-- START Working data --
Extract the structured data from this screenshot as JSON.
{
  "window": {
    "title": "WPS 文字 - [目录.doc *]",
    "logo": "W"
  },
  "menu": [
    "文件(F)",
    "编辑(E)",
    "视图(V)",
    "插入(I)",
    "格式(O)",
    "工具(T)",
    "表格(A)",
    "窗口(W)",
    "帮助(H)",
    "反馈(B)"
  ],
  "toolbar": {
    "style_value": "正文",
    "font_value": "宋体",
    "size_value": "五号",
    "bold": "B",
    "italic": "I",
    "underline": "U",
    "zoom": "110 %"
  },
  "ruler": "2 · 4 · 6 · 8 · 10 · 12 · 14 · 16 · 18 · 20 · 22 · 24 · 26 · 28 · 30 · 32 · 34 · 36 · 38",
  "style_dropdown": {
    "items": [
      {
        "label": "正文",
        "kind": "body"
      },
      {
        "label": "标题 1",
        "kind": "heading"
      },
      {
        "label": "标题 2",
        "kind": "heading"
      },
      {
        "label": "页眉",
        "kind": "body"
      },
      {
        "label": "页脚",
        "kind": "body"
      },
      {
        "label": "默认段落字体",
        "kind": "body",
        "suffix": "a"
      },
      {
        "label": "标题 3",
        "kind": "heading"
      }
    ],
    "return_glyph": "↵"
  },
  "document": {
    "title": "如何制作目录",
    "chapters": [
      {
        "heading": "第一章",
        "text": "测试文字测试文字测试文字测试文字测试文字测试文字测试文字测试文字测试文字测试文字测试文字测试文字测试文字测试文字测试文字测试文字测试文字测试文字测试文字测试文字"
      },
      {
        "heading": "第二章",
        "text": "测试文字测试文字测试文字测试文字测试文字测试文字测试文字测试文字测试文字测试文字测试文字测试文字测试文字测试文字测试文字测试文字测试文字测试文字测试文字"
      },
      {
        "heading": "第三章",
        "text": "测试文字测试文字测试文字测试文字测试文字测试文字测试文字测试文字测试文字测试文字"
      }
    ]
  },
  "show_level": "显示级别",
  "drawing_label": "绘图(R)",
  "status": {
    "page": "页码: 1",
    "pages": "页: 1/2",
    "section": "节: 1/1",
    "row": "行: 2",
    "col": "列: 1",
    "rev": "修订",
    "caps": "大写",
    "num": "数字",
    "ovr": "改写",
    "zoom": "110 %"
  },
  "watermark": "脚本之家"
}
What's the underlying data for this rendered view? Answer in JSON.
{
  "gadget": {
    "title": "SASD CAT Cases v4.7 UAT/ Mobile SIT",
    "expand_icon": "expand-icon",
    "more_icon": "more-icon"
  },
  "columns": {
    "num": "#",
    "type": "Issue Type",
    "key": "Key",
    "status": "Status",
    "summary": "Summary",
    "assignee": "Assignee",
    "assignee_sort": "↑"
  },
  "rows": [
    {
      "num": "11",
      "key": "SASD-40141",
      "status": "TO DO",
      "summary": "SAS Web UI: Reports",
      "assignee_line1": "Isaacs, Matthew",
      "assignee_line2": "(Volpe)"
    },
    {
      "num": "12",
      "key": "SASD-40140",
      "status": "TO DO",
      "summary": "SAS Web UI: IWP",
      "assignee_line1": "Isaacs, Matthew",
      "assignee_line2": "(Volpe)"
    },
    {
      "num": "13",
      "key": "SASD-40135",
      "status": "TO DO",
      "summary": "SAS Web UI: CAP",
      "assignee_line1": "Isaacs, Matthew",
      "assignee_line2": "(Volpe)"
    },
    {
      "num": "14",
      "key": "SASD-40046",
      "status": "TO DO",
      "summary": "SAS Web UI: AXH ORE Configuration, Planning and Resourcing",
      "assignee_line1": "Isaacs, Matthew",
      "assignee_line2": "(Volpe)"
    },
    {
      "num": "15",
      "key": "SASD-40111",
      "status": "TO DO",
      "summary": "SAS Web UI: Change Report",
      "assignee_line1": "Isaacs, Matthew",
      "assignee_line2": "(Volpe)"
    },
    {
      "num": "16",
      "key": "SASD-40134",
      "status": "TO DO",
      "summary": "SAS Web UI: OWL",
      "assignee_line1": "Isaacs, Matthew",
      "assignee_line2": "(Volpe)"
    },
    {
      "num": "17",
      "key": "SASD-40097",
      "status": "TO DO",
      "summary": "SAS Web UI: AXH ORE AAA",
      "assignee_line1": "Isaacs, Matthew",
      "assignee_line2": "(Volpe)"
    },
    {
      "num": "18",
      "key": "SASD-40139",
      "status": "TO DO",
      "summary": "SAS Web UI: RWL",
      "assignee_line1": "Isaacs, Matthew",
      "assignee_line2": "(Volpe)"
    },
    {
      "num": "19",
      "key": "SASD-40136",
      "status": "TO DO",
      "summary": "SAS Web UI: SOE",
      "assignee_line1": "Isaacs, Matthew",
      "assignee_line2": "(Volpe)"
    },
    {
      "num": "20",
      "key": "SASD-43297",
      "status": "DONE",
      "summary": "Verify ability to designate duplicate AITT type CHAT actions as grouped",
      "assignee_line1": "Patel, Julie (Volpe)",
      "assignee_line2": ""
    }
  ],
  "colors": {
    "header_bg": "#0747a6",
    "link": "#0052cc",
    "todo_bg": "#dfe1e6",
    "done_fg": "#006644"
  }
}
-- END Working data --
> **Written instruction**
Emit the full listing verbatim.

> **The reply**
Extract the structured data from this screenshot as JSON.
{
  "window": {
    "title": "WPS 文字 - [目录.doc *]",
    "logo": "W"
  },
  "menu": [
    "文件(F)",
    "编辑(E)",
    "视图(V)",
    "插入(I)",
    "格式(O)",
    "工具(T)",
    "表格(A)",
    "窗口(W)",
    "帮助(H)",
    "反馈(B)"
  ],
  "toolbar": {
    "style_value": "正文",
    "font_value": "宋体",
    "size_value": "五号",
    "bold": "B",
    "italic": "I",
    "underline": "U",
    "zoom": "110 %"
  },
  "ruler": "2 · 4 · 6 · 8 · 10 · 12 · 14 · 16 · 18 · 20 · 22 · 24 · 26 · 28 · 30 · 32 · 34 · 36 · 38",
  "style_dropdown": {
    "items": [
      {
        "label": "正文",
        "kind": "body"
      },
      {
        "label": "标题 1",
        "kind": "heading"
      },
      {
        "label": "标题 2",
        "kind": "heading"
      },
      {
        "label": "页眉",
        "kind": "body"
      },
      {
        "label": "页脚",
        "kind": "body"
      },
      {
        "label": "默认段落字体",
        "kind": "body",
        "suffix": "a"
      },
      {
        "label": "标题 3",
        "kind": "heading"
      }
    ],
    "return_glyph": "↵"
  },
  "document": {
    "title": "如何制作目录",
    "chapters": [
      {
        "heading": "第一章",
        "text": "测试文字测试文字测试文字测试文字测试文字测试文字测试文字测试文字测试文字测试文字测试文字测试文字测试文字测试文字测试文字测试文字测试文字测试文字测试文字测试文字"
      },
      {
        "heading": "第二章",
        "text": "测试文字测试文字测试文字测试文字测试文字测试文字测试文字测试文字测试文字测试文字测试文字测试文字测试文字测试文字测试文字测试文字测试文字测试文字测试文字"
      },
      {
        "heading": "第三章",
        "text": "测试文字测试文字测试文字测试文字测试文字测试文字测试文字测试文字测试文字测试文字"
      }
    ]
  },
  "show_level": "显示级别",
  "drawing_label": "绘图(R)",
  "status": {
    "page": "页码: 1",
    "pages": "页: 1/2",
    "section": "节: 1/1",
    "row": "行: 2",
    "col": "列: 1",
    "rev": "修订",
    "caps": "大写",
    "num": "数字",
    "ovr": "改写",
    "zoom": "110 %"
  },
  "watermark": "脚本之家"
}
What's the underlying data for this rendered view? Answer in JSON.
{
  "gadget": {
    "title": "SASD CAT Cases v4.7 UAT/ Mobile SIT",
    "expand_icon": "expand-icon",
    "more_icon": "more-icon"
  },
  "columns": {
    "num": "#",
    "type": "Issue Type",
    "key": "Key",
    "status": "Status",
    "summary": "Summary",
    "assignee": "Assignee",
    "assignee_sort": "↑"
  },
  "rows": [
    {
      "num": "11",
      "key": "SASD-40141",
      "status": "TO DO",
      "summary": "SAS Web UI: Reports",
      "assignee_line1": "Isaacs, Matthew",
      "assignee_line2": "(Volpe)"
    },
    {
      "num": "12",
      "key": "SASD-40140",
      "status": "TO DO",
      "summary": "SAS Web UI: IWP",
      "assignee_line1": "Isaacs, Matthew",
      "assignee_line2": "(Volpe)"
    },
    {
      "num": "13",
      "key": "SASD-40135",
      "status": "TO DO",
      "summary": "SAS Web UI: CAP",
      "assignee_line1": "Isaacs, Matthew",
      "assignee_line2": "(Volpe)"
    },
    {
      "num": "14",
      "key": "SASD-40046",
      "status": "TO DO",
      "summary": "SAS Web UI: AXH ORE Configuration, Planning and Resourcing",
      "assignee_line1": "Isaacs, Matthew",
      "assignee_line2": "(Volpe)"
    },
    {
      "num": "15",
      "key": "SASD-40111",
      "status": "TO DO",
      "summary": "SAS Web UI: Change Report",
      "assignee_line1": "Isaacs, Matthew",
      "assignee_line2": "(Volpe)"
    },
    {
      "num": "16",
      "key": "SASD-40134",
      "status": "TO DO",
      "summary": "SAS Web UI: OWL",
      "assignee_line1": "Isaacs, Matthew",
      "assignee_line2": "(Volpe)"
    },
    {
      "num": "17",
      "key": "SASD-40097",
      "status": "TO DO",
      "summary": "SAS Web UI: AXH ORE AAA",
      "assignee_line1": "Isaacs, Matthew",
      "assignee_line2": "(Volpe)"
    },
    {
      "num": "18",
      "key": "SASD-40139",
      "status": "TO DO",
      "summary": "SAS Web UI: RWL",
      "assignee_line1": "Isaacs, Matthew",
      "assignee_line2": "(Volpe)"
    },
    {
      "num": "19",
      "key": "SASD-40136",
      "status": "TO DO",
      "summary": "SAS Web UI: SOE",
      "assignee_line1": "Isaacs, Matthew",
      "assignee_line2": "(Volpe)"
    },
    {
      "num": "20",
      "key": "SASD-43297",
      "status": "DONE",
      "summary": "Verify ability to designate duplicate AITT type CHAT actions as grouped",
      "assignee_line1": "Patel, Julie (Volpe)",
      "assignee_line2": ""
    }
  ],
  "colors": {
    "header_bg": "#0747a6",
    "link": "#0052cc",
    "todo_bg": "#dfe1e6",
    "done_fg": "#006644"
  }
}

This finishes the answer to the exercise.